(begin)
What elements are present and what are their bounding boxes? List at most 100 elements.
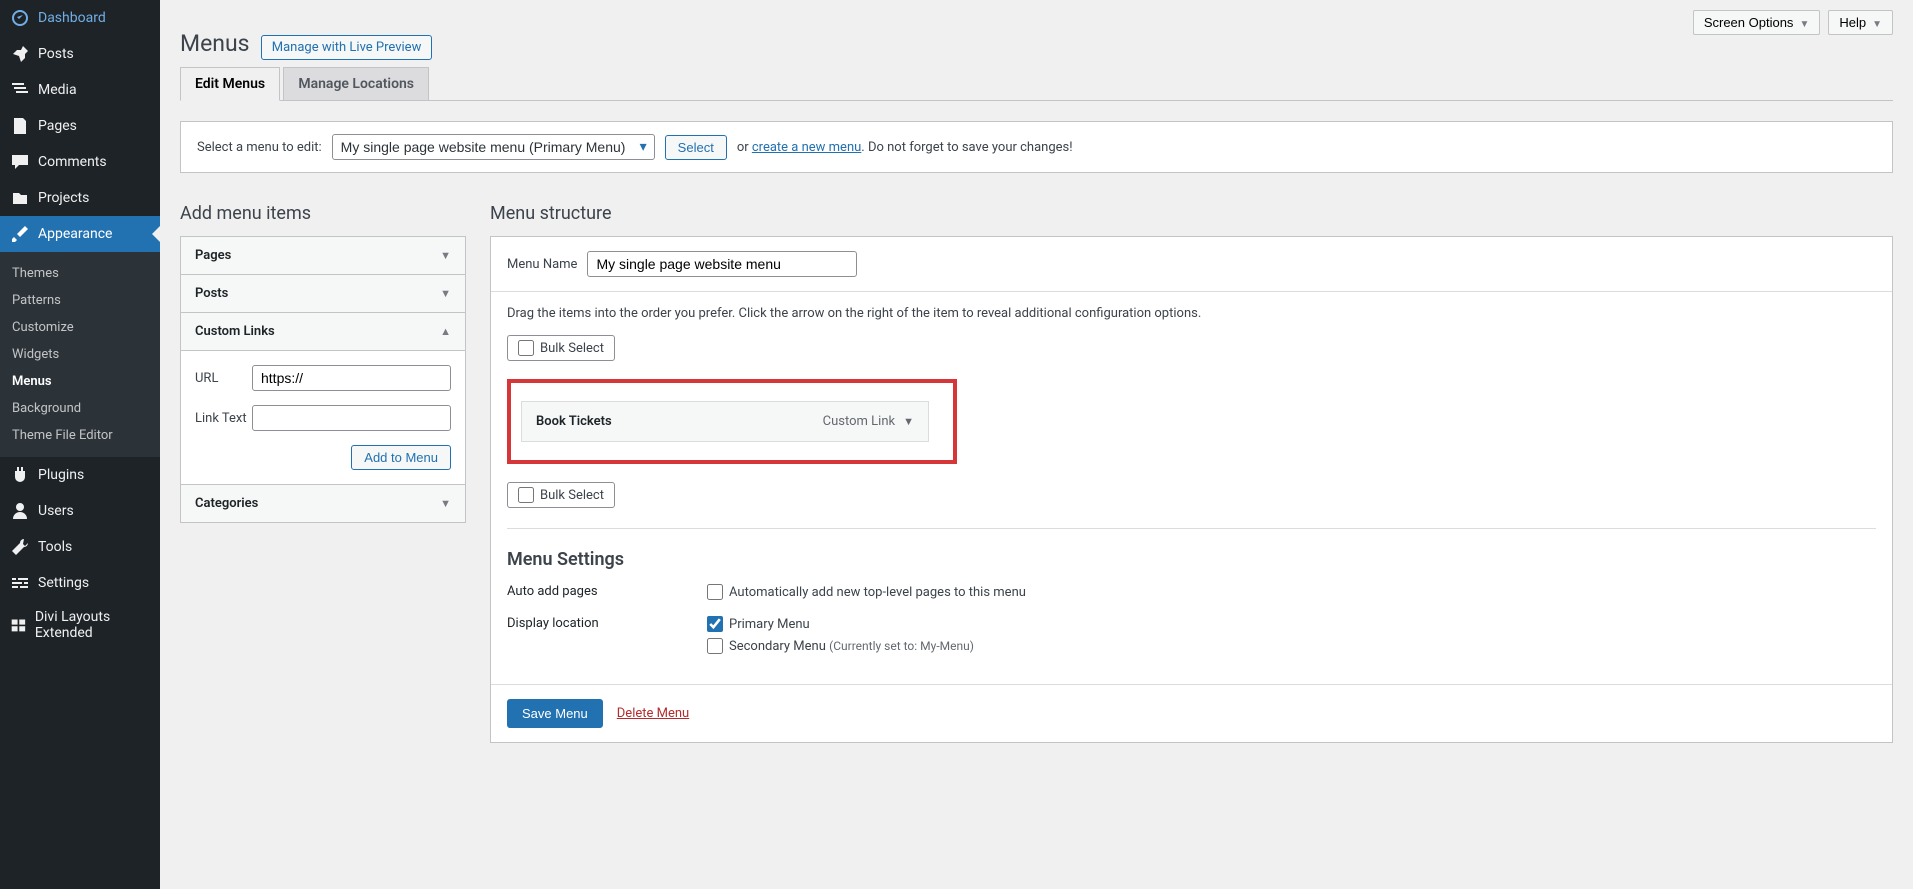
(end)
(begin)
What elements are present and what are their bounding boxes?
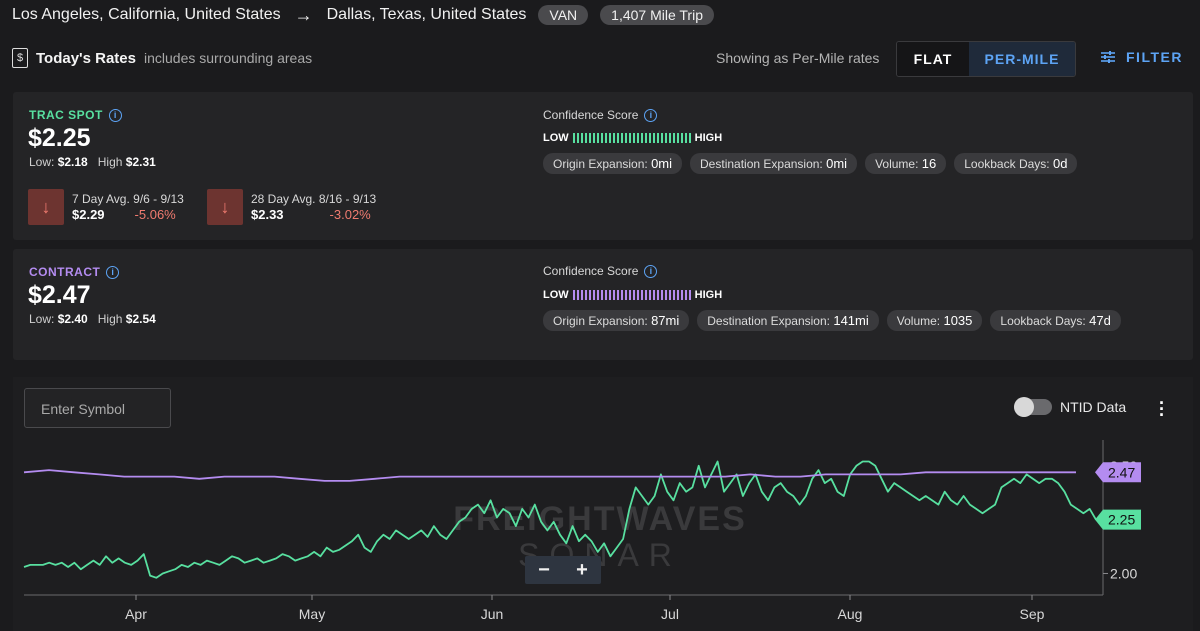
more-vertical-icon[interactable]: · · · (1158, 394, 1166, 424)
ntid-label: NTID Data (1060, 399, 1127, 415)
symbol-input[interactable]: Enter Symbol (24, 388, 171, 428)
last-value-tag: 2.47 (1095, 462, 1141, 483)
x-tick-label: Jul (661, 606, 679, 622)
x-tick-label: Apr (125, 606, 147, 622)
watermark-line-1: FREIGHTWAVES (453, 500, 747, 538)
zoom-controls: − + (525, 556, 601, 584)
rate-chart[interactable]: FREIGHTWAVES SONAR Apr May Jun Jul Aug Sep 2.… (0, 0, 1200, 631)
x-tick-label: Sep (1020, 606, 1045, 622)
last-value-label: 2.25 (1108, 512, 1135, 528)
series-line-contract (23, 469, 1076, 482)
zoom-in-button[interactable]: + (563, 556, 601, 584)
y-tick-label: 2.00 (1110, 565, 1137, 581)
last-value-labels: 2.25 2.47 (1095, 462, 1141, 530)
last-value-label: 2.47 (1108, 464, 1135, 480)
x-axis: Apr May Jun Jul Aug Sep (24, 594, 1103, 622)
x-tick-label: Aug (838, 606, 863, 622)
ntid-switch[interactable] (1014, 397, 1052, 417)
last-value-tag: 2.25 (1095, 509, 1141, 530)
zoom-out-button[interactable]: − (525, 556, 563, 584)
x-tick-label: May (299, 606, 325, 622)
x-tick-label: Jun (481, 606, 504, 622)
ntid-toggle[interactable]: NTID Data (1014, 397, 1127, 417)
(end)
- [What the task requires]:
Count the lines above that contain the word "bounding", and reply with the number alone.

- [Answer to this task]:
2